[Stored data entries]
-------

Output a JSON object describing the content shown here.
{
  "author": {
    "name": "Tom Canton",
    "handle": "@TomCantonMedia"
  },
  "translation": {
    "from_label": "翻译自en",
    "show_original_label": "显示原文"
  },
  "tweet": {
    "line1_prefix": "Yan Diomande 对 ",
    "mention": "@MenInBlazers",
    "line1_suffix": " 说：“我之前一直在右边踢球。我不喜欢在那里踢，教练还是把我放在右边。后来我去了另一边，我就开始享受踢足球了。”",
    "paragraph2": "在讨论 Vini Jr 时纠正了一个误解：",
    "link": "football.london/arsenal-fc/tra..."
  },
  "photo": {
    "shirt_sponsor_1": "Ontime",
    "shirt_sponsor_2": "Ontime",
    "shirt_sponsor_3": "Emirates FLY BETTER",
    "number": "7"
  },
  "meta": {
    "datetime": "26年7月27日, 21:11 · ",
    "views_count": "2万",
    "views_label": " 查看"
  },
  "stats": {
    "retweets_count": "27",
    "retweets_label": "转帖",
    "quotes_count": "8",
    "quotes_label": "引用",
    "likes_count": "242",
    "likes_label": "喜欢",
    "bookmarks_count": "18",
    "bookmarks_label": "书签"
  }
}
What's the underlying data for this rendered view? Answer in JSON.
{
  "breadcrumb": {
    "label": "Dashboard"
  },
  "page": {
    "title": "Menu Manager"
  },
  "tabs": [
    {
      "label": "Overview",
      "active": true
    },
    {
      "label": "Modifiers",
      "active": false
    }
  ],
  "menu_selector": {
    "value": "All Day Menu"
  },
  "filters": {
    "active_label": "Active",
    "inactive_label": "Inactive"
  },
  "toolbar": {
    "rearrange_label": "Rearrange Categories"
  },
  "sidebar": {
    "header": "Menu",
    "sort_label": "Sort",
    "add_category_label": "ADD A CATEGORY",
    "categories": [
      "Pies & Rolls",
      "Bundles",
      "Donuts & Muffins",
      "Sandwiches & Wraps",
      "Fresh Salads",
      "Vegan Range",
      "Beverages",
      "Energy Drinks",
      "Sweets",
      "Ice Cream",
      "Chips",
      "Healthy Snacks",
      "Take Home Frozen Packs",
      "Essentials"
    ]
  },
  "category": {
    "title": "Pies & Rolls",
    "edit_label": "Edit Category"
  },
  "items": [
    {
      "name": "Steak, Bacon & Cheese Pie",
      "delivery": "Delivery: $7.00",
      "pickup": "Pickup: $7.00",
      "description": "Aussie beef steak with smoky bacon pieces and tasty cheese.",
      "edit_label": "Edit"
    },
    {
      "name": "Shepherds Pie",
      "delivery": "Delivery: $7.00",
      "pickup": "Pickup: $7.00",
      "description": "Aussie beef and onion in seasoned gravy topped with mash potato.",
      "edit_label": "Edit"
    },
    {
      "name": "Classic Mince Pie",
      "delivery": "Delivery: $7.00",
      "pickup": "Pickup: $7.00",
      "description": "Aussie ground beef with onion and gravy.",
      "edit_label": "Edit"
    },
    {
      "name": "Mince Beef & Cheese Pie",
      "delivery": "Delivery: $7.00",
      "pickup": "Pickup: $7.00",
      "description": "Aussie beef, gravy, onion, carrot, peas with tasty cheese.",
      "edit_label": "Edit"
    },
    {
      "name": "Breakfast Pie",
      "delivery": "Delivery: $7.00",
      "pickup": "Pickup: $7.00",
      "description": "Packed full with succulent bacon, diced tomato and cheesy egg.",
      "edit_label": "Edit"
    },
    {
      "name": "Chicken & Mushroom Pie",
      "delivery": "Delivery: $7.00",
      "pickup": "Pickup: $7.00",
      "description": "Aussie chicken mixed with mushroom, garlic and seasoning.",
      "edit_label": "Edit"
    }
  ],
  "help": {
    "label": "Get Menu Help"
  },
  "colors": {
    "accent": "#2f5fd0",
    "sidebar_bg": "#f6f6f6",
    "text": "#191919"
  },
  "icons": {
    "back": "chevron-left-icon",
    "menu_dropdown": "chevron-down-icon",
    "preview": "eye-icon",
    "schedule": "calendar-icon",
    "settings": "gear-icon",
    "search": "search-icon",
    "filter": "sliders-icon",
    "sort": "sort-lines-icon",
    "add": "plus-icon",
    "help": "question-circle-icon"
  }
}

-------

Output each record exactly, leaving nothing out.

Output a JSON object describing the content shown here.
{
  "author": {
    "name": "Tom Canton",
    "handle": "@TomCantonMedia"
  },
  "translation": {
    "from_label": "翻译自en",
    "show_original_label": "显示原文"
  },
  "tweet": {
    "line1_prefix": "Yan Diomande 对 ",
    "mention": "@MenInBlazers",
    "line1_suffix": " 说：“我之前一直在右边踢球。我不喜欢在那里踢，教练还是把我放在右边。后来我去了另一边，我就开始享受踢足球了。”",
    "paragraph2": "在讨论 Vini Jr 时纠正了一个误解：",
    "link": "football.london/arsenal-fc/tra..."
  },
  "photo": {
    "shirt_sponsor_1": "Ontime",
    "shirt_sponsor_2": "Ontime",
    "shirt_sponsor_3": "Emirates FLY BETTER",
    "number": "7"
  },
  "meta": {
    "datetime": "26年7月27日, 21:11 · ",
    "views_count": "2万",
    "views_label": " 查看"
  },
  "stats": {
    "retweets_count": "27",
    "retweets_label": "转帖",
    "quotes_count": "8",
    "quotes_label": "引用",
    "likes_count": "242",
    "likes_label": "喜欢",
    "bookmarks_count": "18",
    "bookmarks_label": "书签"
  }
}
What's the underlying data for this rendered view? Answer in JSON.
{
  "breadcrumb": {
    "label": "Dashboard"
  },
  "page": {
    "title": "Menu Manager"
  },
  "tabs": [
    {
      "label": "Overview",
      "active": true
    },
    {
      "label": "Modifiers",
      "active": false
    }
  ],
  "menu_selector": {
    "value": "All Day Menu"
  },
  "filters": {
    "active_label": "Active",
    "inactive_label": "Inactive"
  },
  "toolbar": {
    "rearrange_label": "Rearrange Categories"
  },
  "sidebar": {
    "header": "Menu",
    "sort_label": "Sort",
    "add_category_label": "ADD A CATEGORY",
    "categories": [
      "Pies & Rolls",
      "Bundles",
      "Donuts & Muffins",
      "Sandwiches & Wraps",
      "Fresh Salads",
      "Vegan Range",
      "Beverages",
      "Energy Drinks",
      "Sweets",
      "Ice Cream",
      "Chips",
      "Healthy Snacks",
      "Take Home Frozen Packs",
      "Essentials"
    ]
  },
  "category": {
    "title": "Pies & Rolls",
    "edit_label": "Edit Category"
  },
  "items": [
    {
      "name": "Steak, Bacon & Cheese Pie",
      "delivery": "Delivery: $7.00",
      "pickup": "Pickup: $7.00",
      "description": "Aussie beef steak with smoky bacon pieces and tasty cheese.",
      "edit_label": "Edit"
    },
    {
      "name": "Shepherds Pie",
      "delivery": "Delivery: $7.00",
      "pickup": "Pickup: $7.00",
      "description": "Aussie beef and onion in seasoned gravy topped with mash potato.",
      "edit_label": "Edit"
    },
    {
      "name": "Classic Mince Pie",
      "delivery": "Delivery: $7.00",
      "pickup": "Pickup: $7.00",
      "description": "Aussie ground beef with onion and gravy.",
      "edit_label": "Edit"
    },
    {
      "name": "Mince Beef & Cheese Pie",
      "delivery": "Delivery: $7.00",
      "pickup": "Pickup: $7.00",
      "description": "Aussie beef, gravy, onion, carrot, peas with tasty cheese.",
      "edit_label": "Edit"
    },
    {
      "name": "Breakfast Pie",
      "delivery": "Delivery: $7.00",
      "pickup": "Pickup: $7.00",
      "description": "Packed full with succulent bacon, diced tomato and cheesy egg.",
      "edit_label": "Edit"
    },
    {
      "name": "Chicken & Mushroom Pie",
      "delivery": "Delivery: $7.00",
      "pickup": "Pickup: $7.00",
      "description": "Aussie chicken mixed with mushroom, garlic and seasoning.",
      "edit_label": "Edit"
    }
  ],
  "help": {
    "label": "Get Menu Help"
  },
  "colors": {
    "accent": "#2f5fd0",
    "sidebar_bg": "#f6f6f6",
    "text": "#191919"
  },
  "icons": {
    "back": "chevron-left-icon",
    "menu_dropdown": "chevron-down-icon",
    "preview": "eye-icon",
    "schedule": "calendar-icon",
    "settings": "gear-icon",
    "search": "search-icon",
    "filter": "sliders-icon",
    "sort": "sort-lines-icon",
    "add": "plus-icon",
    "help": "question-circle-icon"
  }
}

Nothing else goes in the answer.